Exercise objective:
Below is a set of records; restate each one word for word.
* Start *
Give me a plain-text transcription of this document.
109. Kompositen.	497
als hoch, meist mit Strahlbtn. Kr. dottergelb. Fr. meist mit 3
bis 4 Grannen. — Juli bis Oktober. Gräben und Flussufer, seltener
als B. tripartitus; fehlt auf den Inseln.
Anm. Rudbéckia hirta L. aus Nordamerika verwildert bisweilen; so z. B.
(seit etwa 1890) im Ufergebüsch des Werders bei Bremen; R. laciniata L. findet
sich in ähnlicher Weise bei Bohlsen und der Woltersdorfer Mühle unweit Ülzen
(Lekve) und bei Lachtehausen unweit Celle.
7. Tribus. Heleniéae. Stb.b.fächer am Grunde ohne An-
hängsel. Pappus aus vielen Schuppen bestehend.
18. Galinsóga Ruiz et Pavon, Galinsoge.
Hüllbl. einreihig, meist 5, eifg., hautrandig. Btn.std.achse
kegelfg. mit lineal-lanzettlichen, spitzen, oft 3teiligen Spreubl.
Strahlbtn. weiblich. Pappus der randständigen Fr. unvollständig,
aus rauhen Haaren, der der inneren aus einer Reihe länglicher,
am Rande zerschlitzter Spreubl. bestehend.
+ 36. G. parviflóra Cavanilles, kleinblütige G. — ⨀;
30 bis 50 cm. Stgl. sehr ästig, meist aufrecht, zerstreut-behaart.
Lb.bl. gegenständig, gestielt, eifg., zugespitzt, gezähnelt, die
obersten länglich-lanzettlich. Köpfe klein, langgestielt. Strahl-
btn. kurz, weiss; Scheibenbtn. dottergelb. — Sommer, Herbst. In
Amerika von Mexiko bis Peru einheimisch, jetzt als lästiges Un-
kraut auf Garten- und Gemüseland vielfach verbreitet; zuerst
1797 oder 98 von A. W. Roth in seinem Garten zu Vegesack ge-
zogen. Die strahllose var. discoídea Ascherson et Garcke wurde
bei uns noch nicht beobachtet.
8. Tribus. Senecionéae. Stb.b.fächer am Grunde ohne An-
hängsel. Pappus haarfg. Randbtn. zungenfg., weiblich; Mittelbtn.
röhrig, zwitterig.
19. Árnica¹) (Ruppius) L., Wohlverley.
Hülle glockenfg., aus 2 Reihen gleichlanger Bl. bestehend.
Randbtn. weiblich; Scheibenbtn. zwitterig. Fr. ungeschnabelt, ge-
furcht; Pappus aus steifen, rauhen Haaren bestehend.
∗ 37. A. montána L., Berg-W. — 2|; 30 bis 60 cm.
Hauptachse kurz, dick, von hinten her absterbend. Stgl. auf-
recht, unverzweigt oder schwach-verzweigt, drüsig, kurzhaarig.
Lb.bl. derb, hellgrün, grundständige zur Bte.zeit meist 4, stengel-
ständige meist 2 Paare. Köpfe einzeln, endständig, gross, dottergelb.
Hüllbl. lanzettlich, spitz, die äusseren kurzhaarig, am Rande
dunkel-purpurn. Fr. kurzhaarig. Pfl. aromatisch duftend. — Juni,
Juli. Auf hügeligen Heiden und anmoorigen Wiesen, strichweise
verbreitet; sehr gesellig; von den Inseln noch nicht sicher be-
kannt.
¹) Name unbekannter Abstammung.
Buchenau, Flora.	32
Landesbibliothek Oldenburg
* End *
Exercise answer:
Give me a plain-text transcription of this document.
109. Kompositen.	497
als hoch, meist mit Strahlbtn. Kr. dottergelb. Fr. meist mit 3
bis 4 Grannen. — Juli bis Oktober. Gräben und Flussufer, seltener
als B. tripartitus; fehlt auf den Inseln.
Anm. Rudbéckia hirta L. aus Nordamerika verwildert bisweilen; so z. B.
(seit etwa 1890) im Ufergebüsch des Werders bei Bremen; R. laciniata L. findet
sich in ähnlicher Weise bei Bohlsen und der Woltersdorfer Mühle unweit Ülzen
(Lekve) und bei Lachtehausen unweit Celle.
7. Tribus. Heleniéae. Stb.b.fächer am Grunde ohne An-
hängsel. Pappus aus vielen Schuppen bestehend.
18. Galinsóga Ruiz et Pavon, Galinsoge.
Hüllbl. einreihig, meist 5, eifg., hautrandig. Btn.std.achse
kegelfg. mit lineal-lanzettlichen, spitzen, oft 3teiligen Spreubl.
Strahlbtn. weiblich. Pappus der randständigen Fr. unvollständig,
aus rauhen Haaren, der der inneren aus einer Reihe länglicher,
am Rande zerschlitzter Spreubl. bestehend.
+ 36. G. parviflóra Cavanilles, kleinblütige G. — ⨀;
30 bis 50 cm. Stgl. sehr ästig, meist aufrecht, zerstreut-behaart.
Lb.bl. gegenständig, gestielt, eifg., zugespitzt, gezähnelt, die
obersten länglich-lanzettlich. Köpfe klein, langgestielt. Strahl-
btn. kurz, weiss; Scheibenbtn. dottergelb. — Sommer, Herbst. In
Amerika von Mexiko bis Peru einheimisch, jetzt als lästiges Un-
kraut auf Garten- und Gemüseland vielfach verbreitet; zuerst
1797 oder 98 von A. W. Roth in seinem Garten zu Vegesack ge-
zogen. Die strahllose var. discoídea Ascherson et Garcke wurde
bei uns noch nicht beobachtet.
8. Tribus. Senecionéae. Stb.b.fächer am Grunde ohne An-
hängsel. Pappus haarfg. Randbtn. zungenfg., weiblich; Mittelbtn.
röhrig, zwitterig.
19. Árnica¹) (Ruppius) L., Wohlverley.
Hülle glockenfg., aus 2 Reihen gleichlanger Bl. bestehend.
Randbtn. weiblich; Scheibenbtn. zwitterig. Fr. ungeschnabelt, ge-
furcht; Pappus aus steifen, rauhen Haaren bestehend.
∗ 37. A. montána L., Berg-W. — 2|; 30 bis 60 cm.
Hauptachse kurz, dick, von hinten her absterbend. Stgl. auf-
recht, unverzweigt oder schwach-verzweigt, drüsig, kurzhaarig.
Lb.bl. derb, hellgrün, grundständige zur Bte.zeit meist 4, stengel-
ständige meist 2 Paare. Köpfe einzeln, endständig, gross, dottergelb.
Hüllbl. lanzettlich, spitz, die äusseren kurzhaarig, am Rande
dunkel-purpurn. Fr. kurzhaarig. Pfl. aromatisch duftend. — Juni,
Juli. Auf hügeligen Heiden und anmoorigen Wiesen, strichweise
verbreitet; sehr gesellig; von den Inseln noch nicht sicher be-
kannt.
¹) Name unbekannter Abstammung.
Buchenau, Flora.	32
Landesbibliothek Oldenburg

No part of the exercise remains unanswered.